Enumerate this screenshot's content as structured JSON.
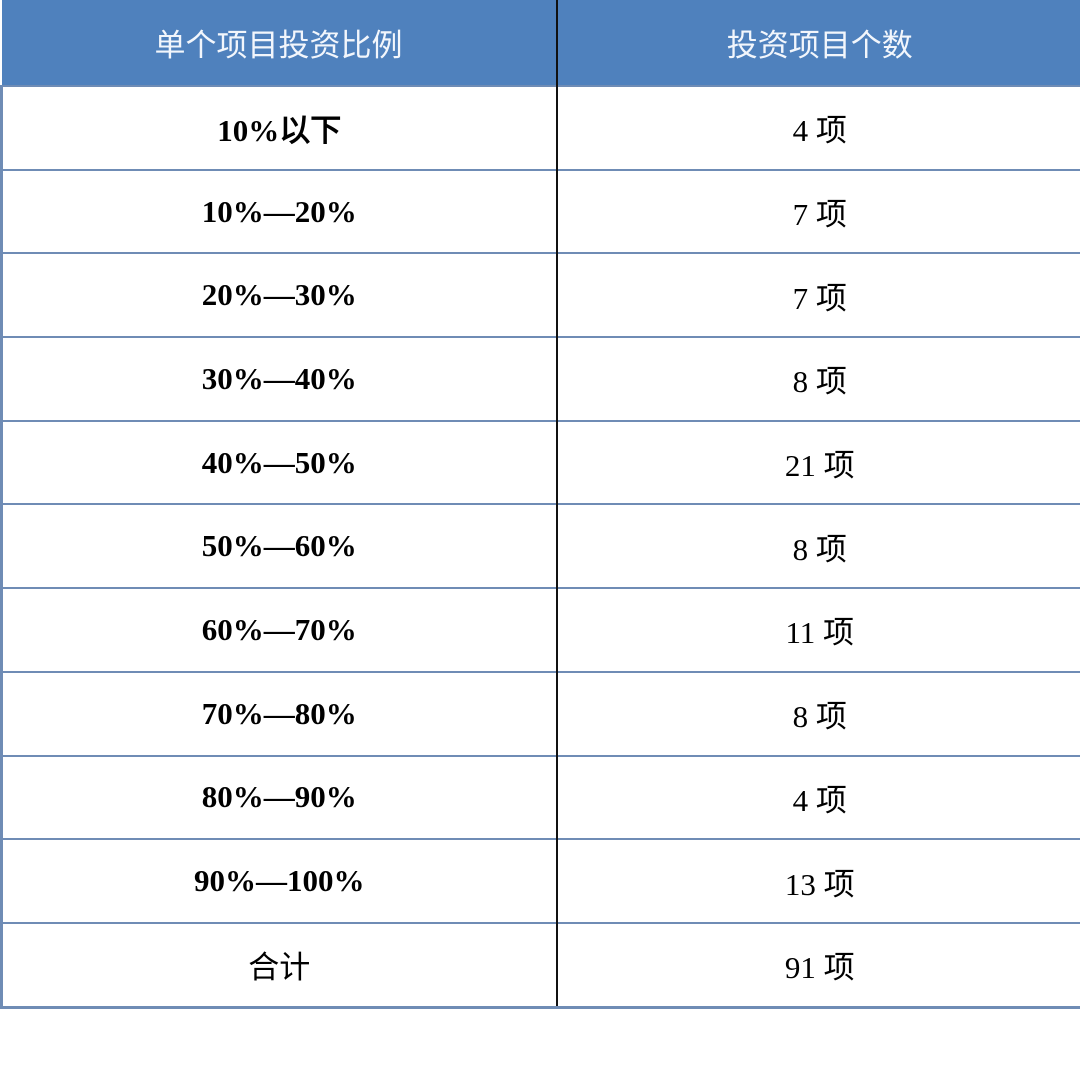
{
  "table": {
    "headers": [
      "单个项目投资比例",
      "投资项目个数"
    ],
    "rows": [
      [
        "10%以下",
        "4 项"
      ],
      [
        "10%—20%",
        "7 项"
      ],
      [
        "20%—30%",
        "7 项"
      ],
      [
        "30%—40%",
        "8 项"
      ],
      [
        "40%—50%",
        "21 项"
      ],
      [
        "50%—60%",
        "8 项"
      ],
      [
        "60%—70%",
        "11 项"
      ],
      [
        "70%—80%",
        "8 项"
      ],
      [
        "80%—90%",
        "4 项"
      ],
      [
        "90%—100%",
        "13 项"
      ],
      [
        "合计",
        "91 项"
      ]
    ]
  },
  "colors": {
    "header_bg": "#4f81bd",
    "grid": "#6f8cb5"
  }
}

* * *

> [Aim of the task]: Quote the records in full and exactly; skip any image.

> [Reply to the task]:
Enumerate this screenshot's content as structured JSON.
{
  "table": {
    "headers": [
      "单个项目投资比例",
      "投资项目个数"
    ],
    "rows": [
      [
        "10%以下",
        "4 项"
      ],
      [
        "10%—20%",
        "7 项"
      ],
      [
        "20%—30%",
        "7 项"
      ],
      [
        "30%—40%",
        "8 项"
      ],
      [
        "40%—50%",
        "21 项"
      ],
      [
        "50%—60%",
        "8 项"
      ],
      [
        "60%—70%",
        "11 项"
      ],
      [
        "70%—80%",
        "8 项"
      ],
      [
        "80%—90%",
        "4 项"
      ],
      [
        "90%—100%",
        "13 项"
      ],
      [
        "合计",
        "91 项"
      ]
    ]
  },
  "colors": {
    "header_bg": "#4f81bd",
    "grid": "#6f8cb5"
  }
}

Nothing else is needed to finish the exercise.